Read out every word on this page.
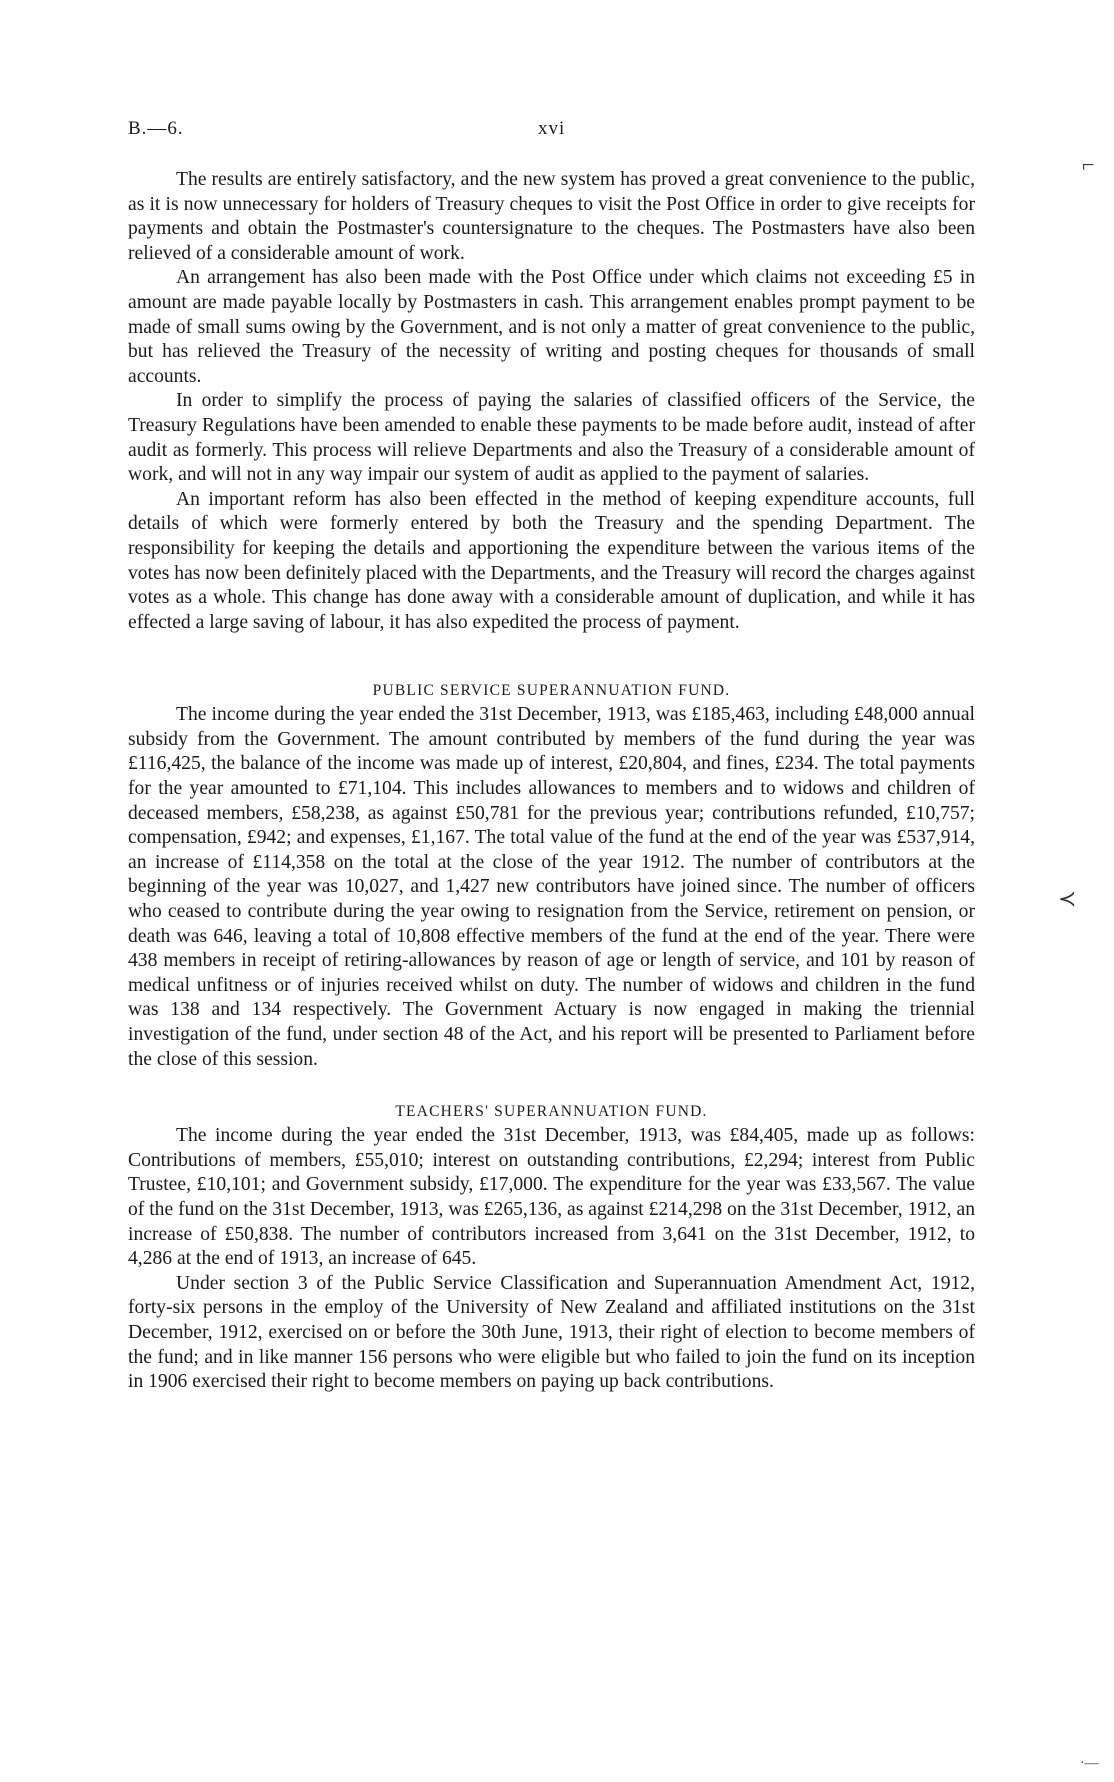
B.—6.	xvi
⌐
≺
·—

The results are entirely satisfactory, and the new system has proved a great convenience to the public, as it is now unnecessary for holders of Treasury cheques to visit the Post Office in order to give receipts for payments and obtain the Postmaster's countersignature to the cheques. The Postmasters have also been relieved of a considerable amount of work.

An arrangement has also been made with the Post Office under which claims not exceeding £5 in amount are made payable locally by Postmasters in cash. This arrangement enables prompt payment to be made of small sums owing by the Government, and is not only a matter of great convenience to the public, but has relieved the Treasury of the necessity of writing and posting cheques for thousands of small accounts.

In order to simplify the process of paying the salaries of classified officers of the Service, the Treasury Regulations have been amended to enable these payments to be made before audit, instead of after audit as formerly. This process will relieve Departments and also the Treasury of a considerable amount of work, and will not in any way impair our system of audit as applied to the payment of salaries.

An important reform has also been effected in the method of keeping expenditure accounts, full details of which were formerly entered by both the Treasury and the spending Department. The responsibility for keeping the details and apportioning the expenditure between the various items of the votes has now been definitely placed with the Departments, and the Treasury will record the charges against votes as a whole. This change has done away with a considerable amount of duplication, and while it has effected a large saving of labour, it has also expedited the process of payment.

PUBLIC SERVICE SUPERANNUATION FUND.

The income during the year ended the 31st December, 1913, was £185,463, including £48,000 annual subsidy from the Government. The amount contributed by members of the fund during the year was £116,425, the balance of the income was made up of interest, £20,804, and fines, £234. The total payments for the year amounted to £71,104. This includes allowances to members and to widows and children of deceased members, £58,238, as against £50,781 for the previous year; contributions refunded, £10,757; compensation, £942; and expenses, £1,167. The total value of the fund at the end of the year was £537,914, an increase of £114,358 on the total at the close of the year 1912. The number of contributors at the beginning of the year was 10,027, and 1,427 new contributors have joined since. The number of officers who ceased to contribute during the year owing to resignation from the Service, retirement on pension, or death was 646, leaving a total of 10,808 effective members of the fund at the end of the year. There were 438 members in receipt of retiring-allowances by reason of age or length of service, and 101 by reason of medical unfitness or of injuries received whilst on duty. The number of widows and children in the fund was 138 and 134 respectively. The Government Actuary is now engaged in making the triennial investigation of the fund, under section 48 of the Act, and his report will be presented to Parliament before the close of this session.

TEACHERS' SUPERANNUATION FUND.

The income during the year ended the 31st December, 1913, was £84,405, made up as follows: Contributions of members, £55,010; interest on outstanding contributions, £2,294; interest from Public Trustee, £10,101; and Government subsidy, £17,000. The expenditure for the year was £33,567. The value of the fund on the 31st December, 1913, was £265,136, as against £214,298 on the 31st December, 1912, an increase of £50,838. The number of contributors increased from 3,641 on the 31st December, 1912, to 4,286 at the end of 1913, an increase of 645.

Under section 3 of the Public Service Classification and Superannuation Amendment Act, 1912, forty-six persons in the employ of the University of New Zealand and affiliated institutions on the 31st December, 1912, exercised on or before the 30th June, 1913, their right of election to become members of the fund; and in like manner 156 persons who were eligible but who failed to join the fund on its inception in 1906 exercised their right to become members on paying up back contributions.
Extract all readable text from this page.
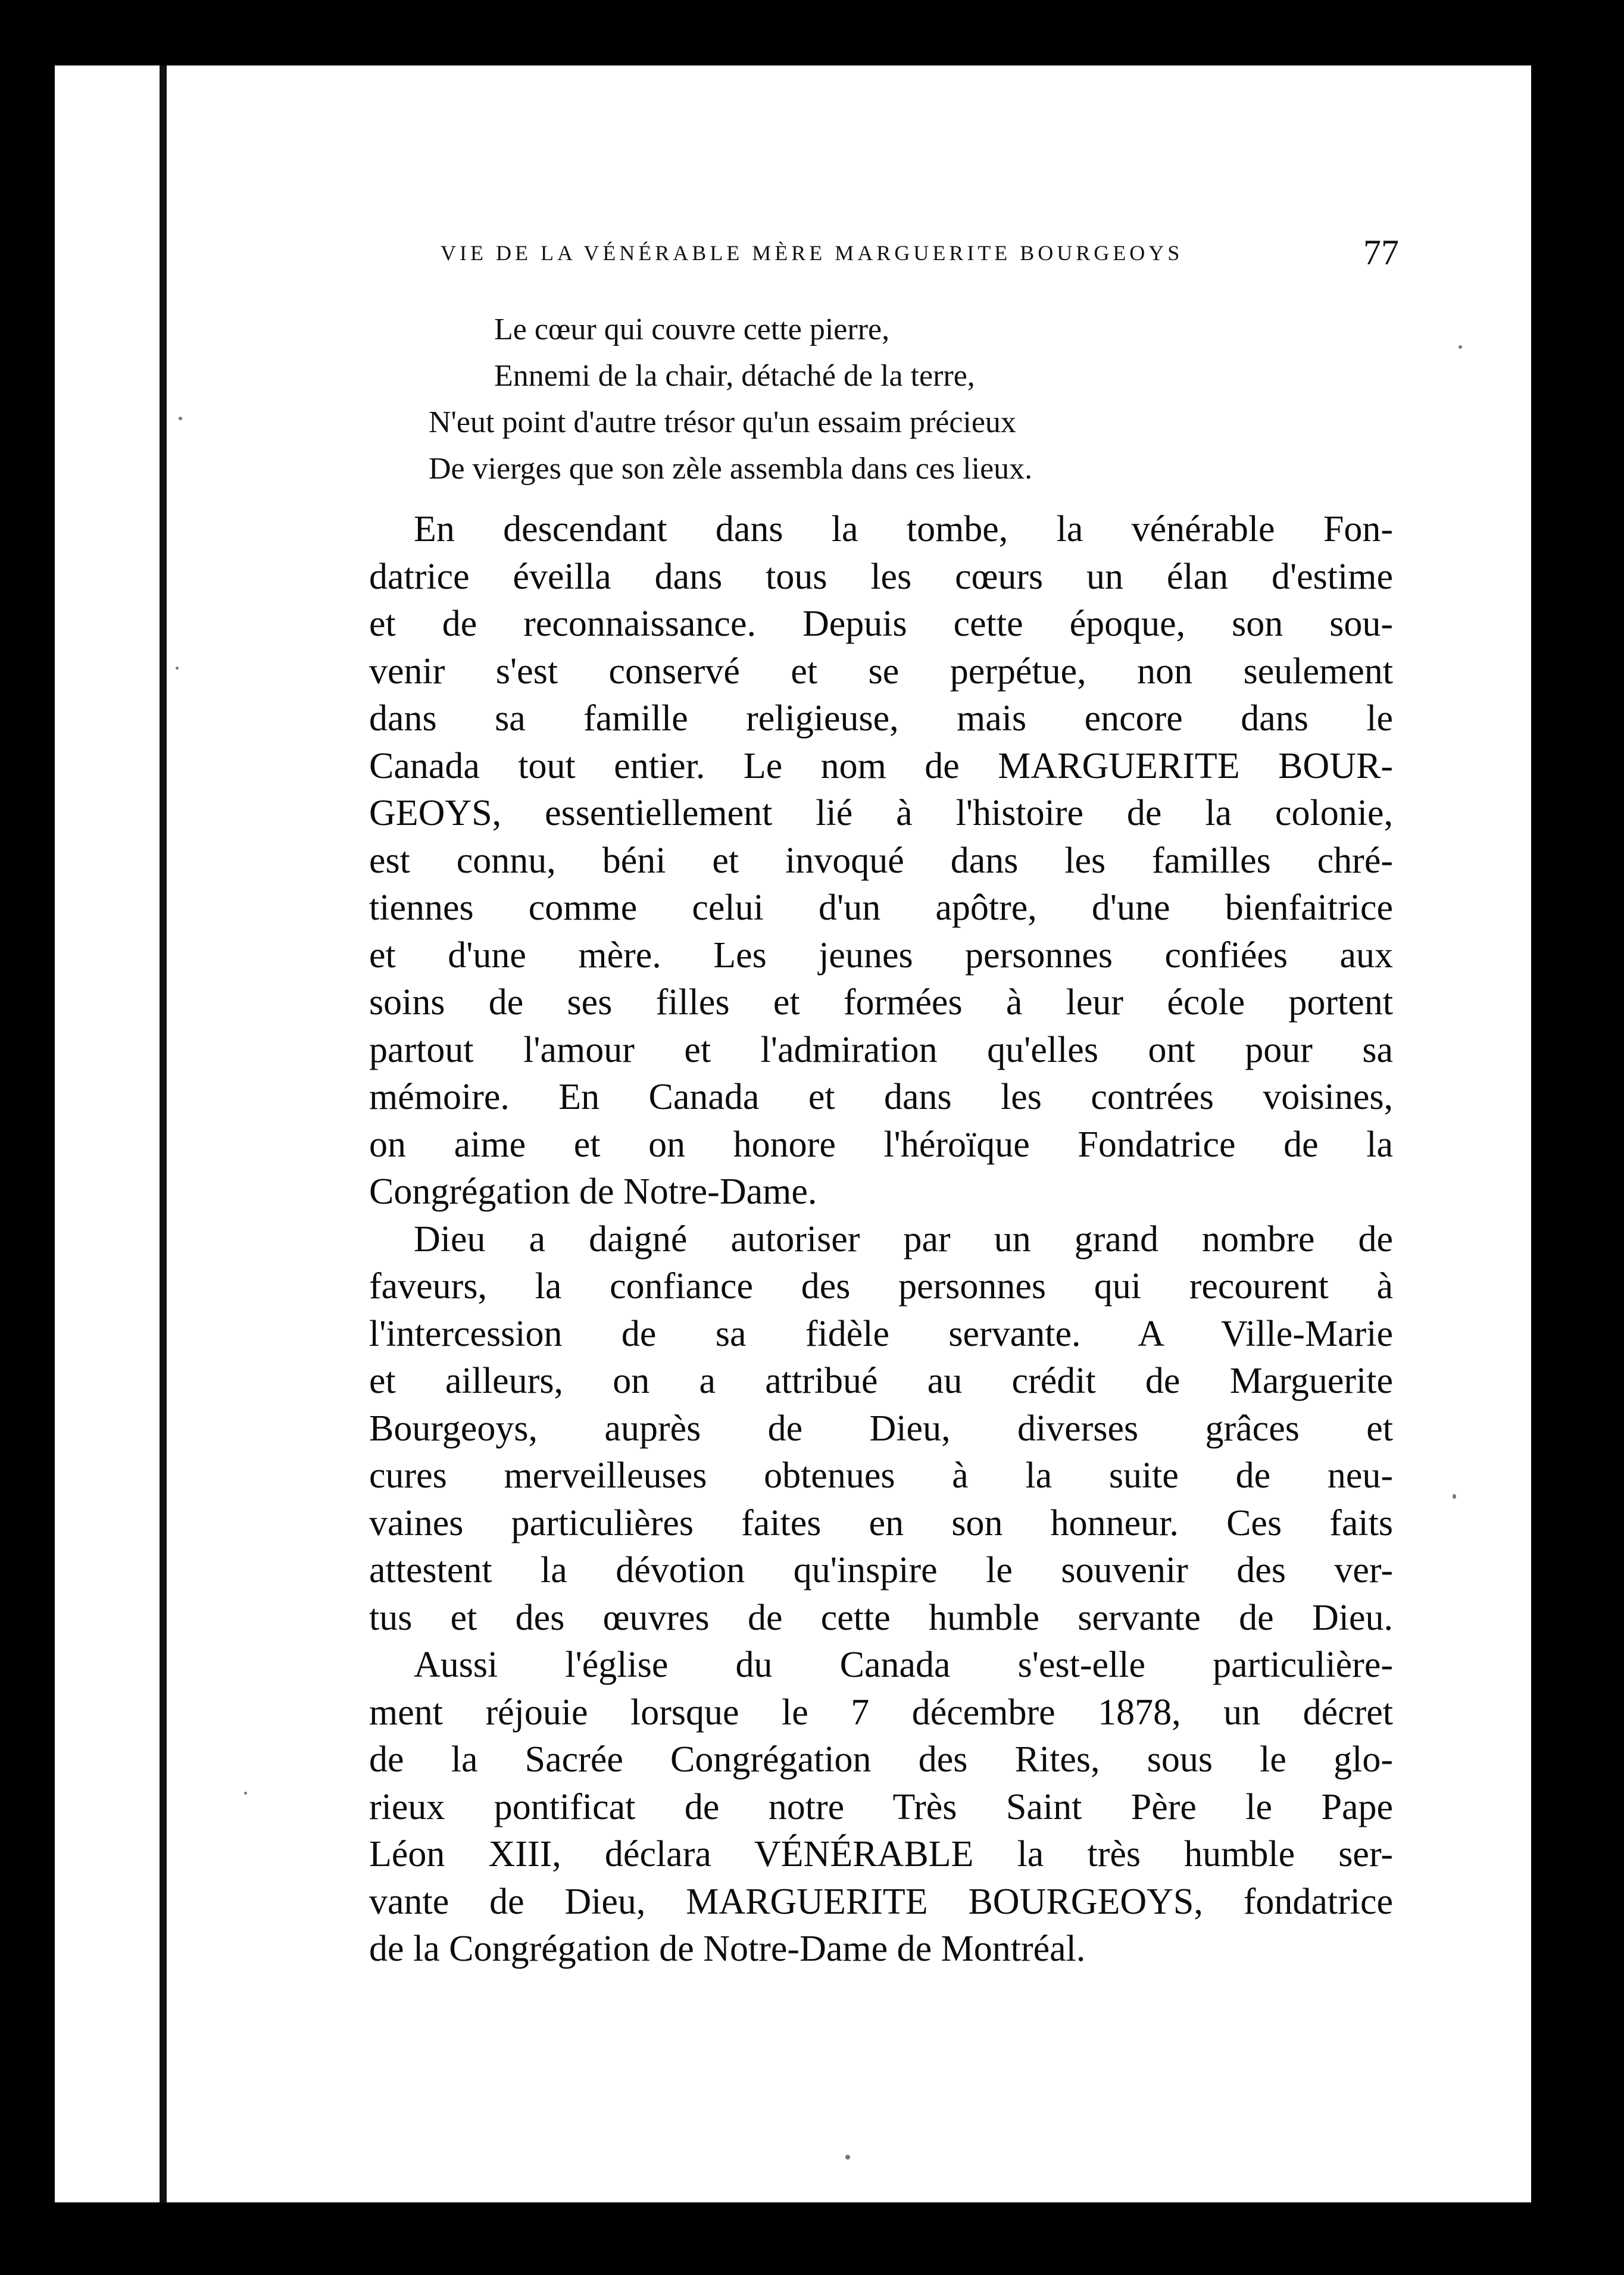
VIE DE LA VÉNÉRABLE MÈRE MARGUERITE BOURGEOYS	77
Le cœur qui couvre cette pierre,
Ennemi de la chair, détaché de la terre,
N'eut point d'autre trésor qu'un essaim précieux
De vierges que son zèle assembla dans ces lieux.
En descendant dans la tombe, la vénérable Fon-
datrice éveilla dans tous les cœurs un élan d'estime
et de reconnaissance. Depuis cette époque, son sou-
venir s'est conservé et se perpétue, non seulement
dans sa famille religieuse, mais encore dans le
Canada tout entier. Le nom de MARGUERITE BOUR-
GEOYS, essentiellement lié à l'histoire de la colonie,
est connu, béni et invoqué dans les familles chré-
tiennes comme celui d'un apôtre, d'une bienfaitrice
et d'une mère. Les jeunes personnes confiées aux
soins de ses filles et formées à leur école portent
partout l'amour et l'admiration qu'elles ont pour sa
mémoire. En Canada et dans les contrées voisines,
on aime et on honore l'héroïque Fondatrice de la
Congrégation de Notre-Dame.
Dieu a daigné autoriser par un grand nombre de
faveurs, la confiance des personnes qui recourent à
l'intercession de sa fidèle servante. A Ville-Marie
et ailleurs, on a attribué au crédit de Marguerite
Bourgeoys, auprès de Dieu, diverses grâces et
cures merveilleuses obtenues à la suite de neu-
vaines particulières faites en son honneur. Ces faits
attestent la dévotion qu'inspire le souvenir des ver-
tus et des œuvres de cette humble servante de Dieu.
Aussi l'église du Canada s'est-elle particulière-
ment réjouie lorsque le 7 décembre 1878, un décret
de la Sacrée Congrégation des Rites, sous le glo-
rieux pontificat de notre Très Saint Père le Pape
Léon XIII, déclara VÉNÉRABLE la très humble ser-
vante de Dieu, MARGUERITE BOURGEOYS, fondatrice
de la Congrégation de Notre-Dame de Montréal.
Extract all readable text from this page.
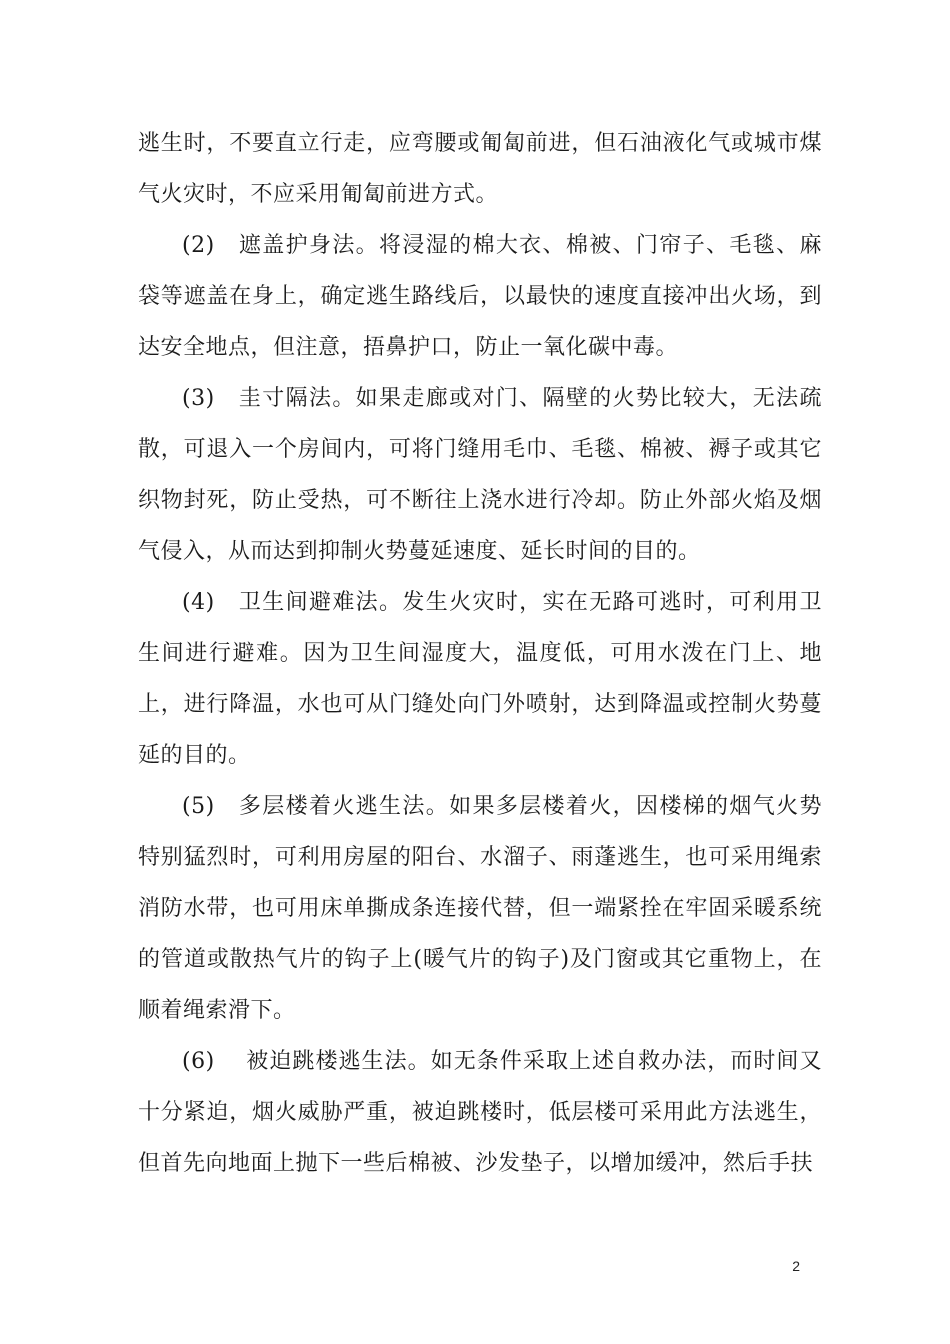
逃生时，不要直立行走，应弯腰或匍匐前进，但石油液化气或城市煤气火灾时，不应采用匍匐前进方式。

(2)　遮盖护身法。将浸湿的棉大衣、棉被、门帘子、毛毯、麻袋等遮盖在身上，确定逃生路线后，以最快的速度直接冲出火场，到达安全地点，但注意，捂鼻护口，防止一氧化碳中毒。

(3)　圭寸隔法。如果走廊或对门、隔壁的火势比较大，无法疏散，可退入一个房间内，可将门缝用毛巾、毛毯、棉被、褥子或其它织物封死，防止受热，可不断往上浇水进行冷却。防止外部火焰及烟气侵入，从而达到抑制火势蔓延速度、延长时间的目的。

(4)　卫生间避难法。发生火灾时，实在无路可逃时，可利用卫生间进行避难。因为卫生间湿度大，温度低，可用水泼在门上、地上，进行降温，水也可从门缝处向门外喷射，达到降温或控制火势蔓延的目的。

(5)　多层楼着火逃生法。如果多层楼着火，因楼梯的烟气火势特别猛烈时，可利用房屋的阳台、水溜子、雨蓬逃生，也可采用绳索消防水带，也可用床单撕成条连接代替，但一端紧拴在牢固采暖系统的管道或散热气片的钩子上(暖气片的钩子)及门窗或其它重物上，在顺着绳索滑下。

(6)　 被迫跳楼逃生法。如无条件采取上述自救办法，而时间又十分紧迫，烟火威胁严重，被迫跳楼时，低层楼可采用此方法逃生，但首先向地面上抛下一些后棉被、沙发垫子，以增加缓冲，然后手扶

2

What this task involves
Scan the material above. Extract every line in which the word "Dieu" occurs.

Worked solution
Dieu a daigné autoriser par un grand nombre de
Bourgeoys, auprès de Dieu, diverses grâces et
tus et des œuvres de cette humble servante de Dieu.
vante de Dieu, MARGUERITE BOURGEOYS, fondatrice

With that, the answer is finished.